:: TASK INSTRUCTIONS ::
Will you extract the entries word for word? Images should not appear in the copy.

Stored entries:
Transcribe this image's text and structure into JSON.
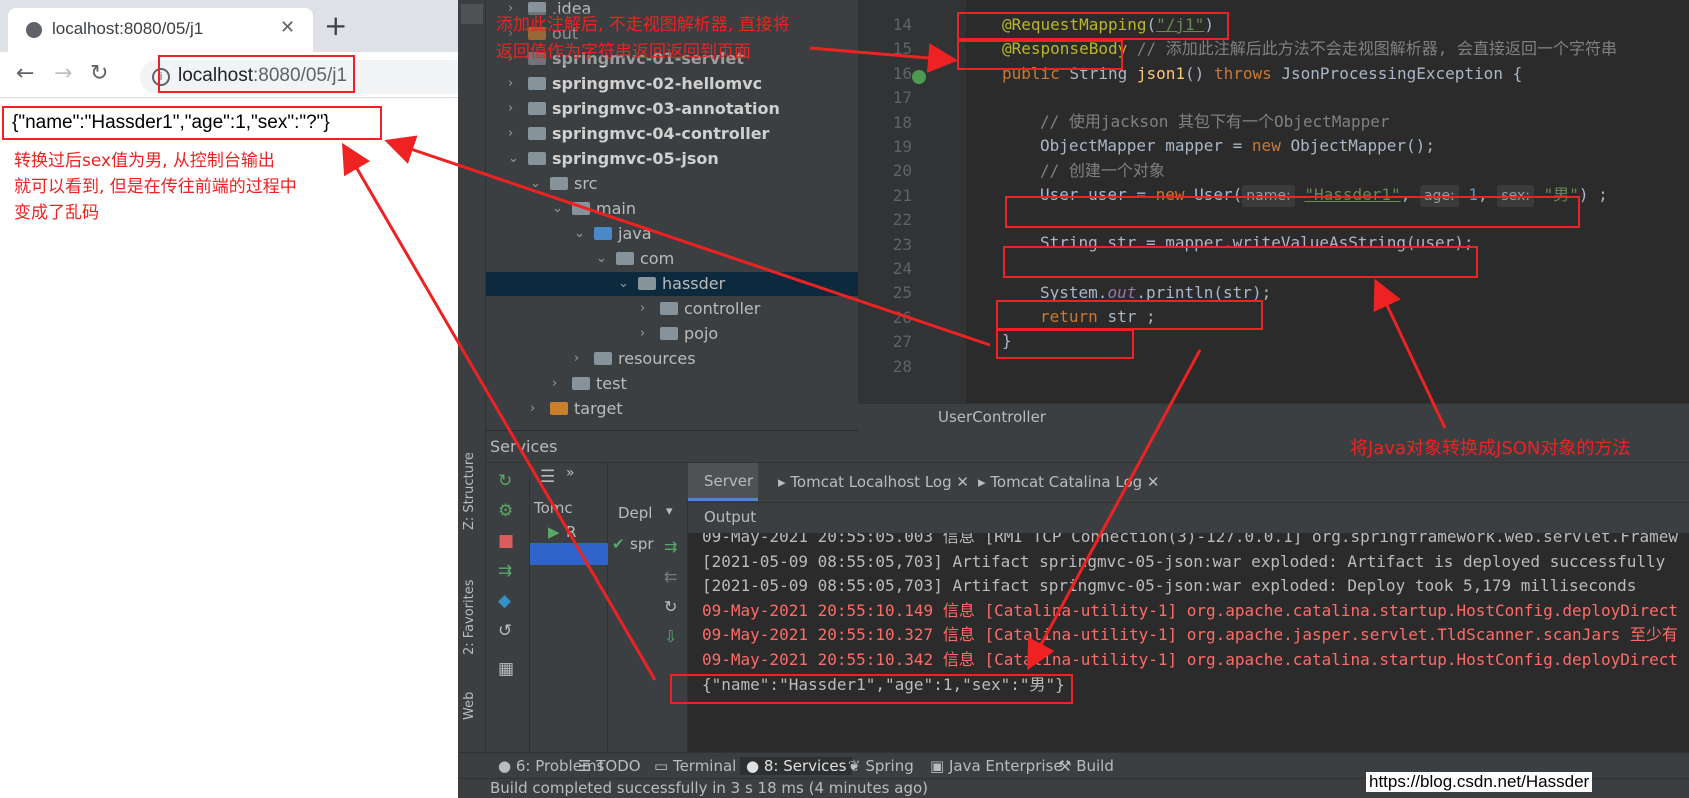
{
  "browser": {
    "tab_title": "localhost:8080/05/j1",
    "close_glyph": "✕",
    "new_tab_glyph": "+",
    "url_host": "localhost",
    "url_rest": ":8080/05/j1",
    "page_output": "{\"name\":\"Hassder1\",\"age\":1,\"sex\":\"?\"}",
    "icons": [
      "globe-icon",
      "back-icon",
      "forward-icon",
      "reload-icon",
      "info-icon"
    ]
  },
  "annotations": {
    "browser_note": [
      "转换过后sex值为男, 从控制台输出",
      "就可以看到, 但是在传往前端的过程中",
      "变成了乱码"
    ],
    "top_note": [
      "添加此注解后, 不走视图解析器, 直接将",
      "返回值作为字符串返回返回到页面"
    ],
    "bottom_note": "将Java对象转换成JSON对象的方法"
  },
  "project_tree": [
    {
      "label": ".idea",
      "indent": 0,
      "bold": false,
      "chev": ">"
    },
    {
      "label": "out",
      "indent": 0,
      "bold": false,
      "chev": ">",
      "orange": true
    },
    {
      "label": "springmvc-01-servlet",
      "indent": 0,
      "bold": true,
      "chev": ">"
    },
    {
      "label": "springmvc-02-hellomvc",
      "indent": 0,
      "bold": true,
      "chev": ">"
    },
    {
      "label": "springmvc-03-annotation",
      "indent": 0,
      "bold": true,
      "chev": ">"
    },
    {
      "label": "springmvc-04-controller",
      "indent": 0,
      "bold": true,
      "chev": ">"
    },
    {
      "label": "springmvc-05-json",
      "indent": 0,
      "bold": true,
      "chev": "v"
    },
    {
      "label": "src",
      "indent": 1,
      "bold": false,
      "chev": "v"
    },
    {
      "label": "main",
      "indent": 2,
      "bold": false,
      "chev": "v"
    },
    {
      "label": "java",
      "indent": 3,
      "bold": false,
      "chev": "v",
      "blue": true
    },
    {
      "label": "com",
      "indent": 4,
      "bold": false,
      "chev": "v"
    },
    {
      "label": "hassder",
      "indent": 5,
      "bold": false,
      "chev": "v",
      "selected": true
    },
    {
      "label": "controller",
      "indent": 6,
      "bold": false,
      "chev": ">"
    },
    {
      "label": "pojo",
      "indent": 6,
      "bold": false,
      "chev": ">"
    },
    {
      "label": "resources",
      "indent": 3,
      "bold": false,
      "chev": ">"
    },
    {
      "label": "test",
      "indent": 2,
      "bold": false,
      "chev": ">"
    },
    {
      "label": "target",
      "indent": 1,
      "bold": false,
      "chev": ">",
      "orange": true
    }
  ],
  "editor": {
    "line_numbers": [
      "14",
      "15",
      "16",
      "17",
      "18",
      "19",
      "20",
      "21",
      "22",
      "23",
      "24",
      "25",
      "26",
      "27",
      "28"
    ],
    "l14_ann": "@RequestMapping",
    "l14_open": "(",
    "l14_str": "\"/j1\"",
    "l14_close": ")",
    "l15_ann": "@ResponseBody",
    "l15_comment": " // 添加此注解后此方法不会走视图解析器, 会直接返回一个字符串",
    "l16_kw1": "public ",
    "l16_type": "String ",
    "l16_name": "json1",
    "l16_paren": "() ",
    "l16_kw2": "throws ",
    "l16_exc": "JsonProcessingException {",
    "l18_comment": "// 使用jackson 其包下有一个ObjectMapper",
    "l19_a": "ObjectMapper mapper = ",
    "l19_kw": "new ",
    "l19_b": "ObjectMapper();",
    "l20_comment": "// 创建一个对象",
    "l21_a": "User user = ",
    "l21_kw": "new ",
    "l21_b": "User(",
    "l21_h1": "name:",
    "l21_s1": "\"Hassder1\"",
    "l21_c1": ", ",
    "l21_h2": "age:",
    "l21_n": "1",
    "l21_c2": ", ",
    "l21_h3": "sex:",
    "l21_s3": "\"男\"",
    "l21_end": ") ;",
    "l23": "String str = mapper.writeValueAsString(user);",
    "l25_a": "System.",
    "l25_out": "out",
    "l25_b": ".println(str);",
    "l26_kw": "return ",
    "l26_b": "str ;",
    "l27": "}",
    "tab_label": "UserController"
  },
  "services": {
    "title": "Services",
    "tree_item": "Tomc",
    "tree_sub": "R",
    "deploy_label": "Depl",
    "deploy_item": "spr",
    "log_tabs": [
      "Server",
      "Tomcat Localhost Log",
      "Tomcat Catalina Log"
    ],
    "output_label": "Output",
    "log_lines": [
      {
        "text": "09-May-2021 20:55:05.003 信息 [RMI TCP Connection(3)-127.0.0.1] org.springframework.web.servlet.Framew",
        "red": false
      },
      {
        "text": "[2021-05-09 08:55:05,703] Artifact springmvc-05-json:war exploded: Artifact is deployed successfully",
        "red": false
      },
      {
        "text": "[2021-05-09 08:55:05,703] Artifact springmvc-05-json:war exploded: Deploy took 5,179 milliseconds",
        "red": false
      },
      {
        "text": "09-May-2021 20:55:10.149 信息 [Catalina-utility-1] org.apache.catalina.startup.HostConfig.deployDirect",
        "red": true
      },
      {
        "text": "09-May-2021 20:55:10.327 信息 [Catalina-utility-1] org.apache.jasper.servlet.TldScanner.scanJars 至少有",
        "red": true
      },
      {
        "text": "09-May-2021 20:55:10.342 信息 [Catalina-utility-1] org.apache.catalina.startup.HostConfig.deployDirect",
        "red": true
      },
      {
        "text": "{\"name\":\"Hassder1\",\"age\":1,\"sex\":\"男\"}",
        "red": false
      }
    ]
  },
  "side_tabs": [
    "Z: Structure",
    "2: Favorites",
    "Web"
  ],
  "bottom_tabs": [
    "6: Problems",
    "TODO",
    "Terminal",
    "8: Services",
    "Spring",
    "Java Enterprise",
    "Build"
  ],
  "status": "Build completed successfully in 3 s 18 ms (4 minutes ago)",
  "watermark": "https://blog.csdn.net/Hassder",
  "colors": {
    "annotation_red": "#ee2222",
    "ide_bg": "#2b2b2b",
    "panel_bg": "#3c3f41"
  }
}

:: RESULT FOR THIS EXERCISE ::
Transcribe this image's text and structure into JSON.
{
  "browser": {
    "tab_title": "localhost:8080/05/j1",
    "close_glyph": "✕",
    "new_tab_glyph": "+",
    "url_host": "localhost",
    "url_rest": ":8080/05/j1",
    "page_output": "{\"name\":\"Hassder1\",\"age\":1,\"sex\":\"?\"}",
    "icons": [
      "globe-icon",
      "back-icon",
      "forward-icon",
      "reload-icon",
      "info-icon"
    ]
  },
  "annotations": {
    "browser_note": [
      "转换过后sex值为男, 从控制台输出",
      "就可以看到, 但是在传往前端的过程中",
      "变成了乱码"
    ],
    "top_note": [
      "添加此注解后, 不走视图解析器, 直接将",
      "返回值作为字符串返回返回到页面"
    ],
    "bottom_note": "将Java对象转换成JSON对象的方法"
  },
  "project_tree": [
    {
      "label": ".idea",
      "indent": 0,
      "bold": false,
      "chev": ">"
    },
    {
      "label": "out",
      "indent": 0,
      "bold": false,
      "chev": ">",
      "orange": true
    },
    {
      "label": "springmvc-01-servlet",
      "indent": 0,
      "bold": true,
      "chev": ">"
    },
    {
      "label": "springmvc-02-hellomvc",
      "indent": 0,
      "bold": true,
      "chev": ">"
    },
    {
      "label": "springmvc-03-annotation",
      "indent": 0,
      "bold": true,
      "chev": ">"
    },
    {
      "label": "springmvc-04-controller",
      "indent": 0,
      "bold": true,
      "chev": ">"
    },
    {
      "label": "springmvc-05-json",
      "indent": 0,
      "bold": true,
      "chev": "v"
    },
    {
      "label": "src",
      "indent": 1,
      "bold": false,
      "chev": "v"
    },
    {
      "label": "main",
      "indent": 2,
      "bold": false,
      "chev": "v"
    },
    {
      "label": "java",
      "indent": 3,
      "bold": false,
      "chev": "v",
      "blue": true
    },
    {
      "label": "com",
      "indent": 4,
      "bold": false,
      "chev": "v"
    },
    {
      "label": "hassder",
      "indent": 5,
      "bold": false,
      "chev": "v",
      "selected": true
    },
    {
      "label": "controller",
      "indent": 6,
      "bold": false,
      "chev": ">"
    },
    {
      "label": "pojo",
      "indent": 6,
      "bold": false,
      "chev": ">"
    },
    {
      "label": "resources",
      "indent": 3,
      "bold": false,
      "chev": ">"
    },
    {
      "label": "test",
      "indent": 2,
      "bold": false,
      "chev": ">"
    },
    {
      "label": "target",
      "indent": 1,
      "bold": false,
      "chev": ">",
      "orange": true
    }
  ],
  "editor": {
    "line_numbers": [
      "14",
      "15",
      "16",
      "17",
      "18",
      "19",
      "20",
      "21",
      "22",
      "23",
      "24",
      "25",
      "26",
      "27",
      "28"
    ],
    "l14_ann": "@RequestMapping",
    "l14_open": "(",
    "l14_str": "\"/j1\"",
    "l14_close": ")",
    "l15_ann": "@ResponseBody",
    "l15_comment": " // 添加此注解后此方法不会走视图解析器, 会直接返回一个字符串",
    "l16_kw1": "public ",
    "l16_type": "String ",
    "l16_name": "json1",
    "l16_paren": "() ",
    "l16_kw2": "throws ",
    "l16_exc": "JsonProcessingException {",
    "l18_comment": "// 使用jackson 其包下有一个ObjectMapper",
    "l19_a": "ObjectMapper mapper = ",
    "l19_kw": "new ",
    "l19_b": "ObjectMapper();",
    "l20_comment": "// 创建一个对象",
    "l21_a": "User user = ",
    "l21_kw": "new ",
    "l21_b": "User(",
    "l21_h1": "name:",
    "l21_s1": "\"Hassder1\"",
    "l21_c1": ", ",
    "l21_h2": "age:",
    "l21_n": "1",
    "l21_c2": ", ",
    "l21_h3": "sex:",
    "l21_s3": "\"男\"",
    "l21_end": ") ;",
    "l23": "String str = mapper.writeValueAsString(user);",
    "l25_a": "System.",
    "l25_out": "out",
    "l25_b": ".println(str);",
    "l26_kw": "return ",
    "l26_b": "str ;",
    "l27": "}",
    "tab_label": "UserController"
  },
  "services": {
    "title": "Services",
    "tree_item": "Tomc",
    "tree_sub": "R",
    "deploy_label": "Depl",
    "deploy_item": "spr",
    "log_tabs": [
      "Server",
      "Tomcat Localhost Log",
      "Tomcat Catalina Log"
    ],
    "output_label": "Output",
    "log_lines": [
      {
        "text": "09-May-2021 20:55:05.003 信息 [RMI TCP Connection(3)-127.0.0.1] org.springframework.web.servlet.Framew",
        "red": false
      },
      {
        "text": "[2021-05-09 08:55:05,703] Artifact springmvc-05-json:war exploded: Artifact is deployed successfully",
        "red": false
      },
      {
        "text": "[2021-05-09 08:55:05,703] Artifact springmvc-05-json:war exploded: Deploy took 5,179 milliseconds",
        "red": false
      },
      {
        "text": "09-May-2021 20:55:10.149 信息 [Catalina-utility-1] org.apache.catalina.startup.HostConfig.deployDirect",
        "red": true
      },
      {
        "text": "09-May-2021 20:55:10.327 信息 [Catalina-utility-1] org.apache.jasper.servlet.TldScanner.scanJars 至少有",
        "red": true
      },
      {
        "text": "09-May-2021 20:55:10.342 信息 [Catalina-utility-1] org.apache.catalina.startup.HostConfig.deployDirect",
        "red": true
      },
      {
        "text": "{\"name\":\"Hassder1\",\"age\":1,\"sex\":\"男\"}",
        "red": false
      }
    ]
  },
  "side_tabs": [
    "Z: Structure",
    "2: Favorites",
    "Web"
  ],
  "bottom_tabs": [
    "6: Problems",
    "TODO",
    "Terminal",
    "8: Services",
    "Spring",
    "Java Enterprise",
    "Build"
  ],
  "status": "Build completed successfully in 3 s 18 ms (4 minutes ago)",
  "watermark": "https://blog.csdn.net/Hassder",
  "colors": {
    "annotation_red": "#ee2222",
    "ide_bg": "#2b2b2b",
    "panel_bg": "#3c3f41"
  }
}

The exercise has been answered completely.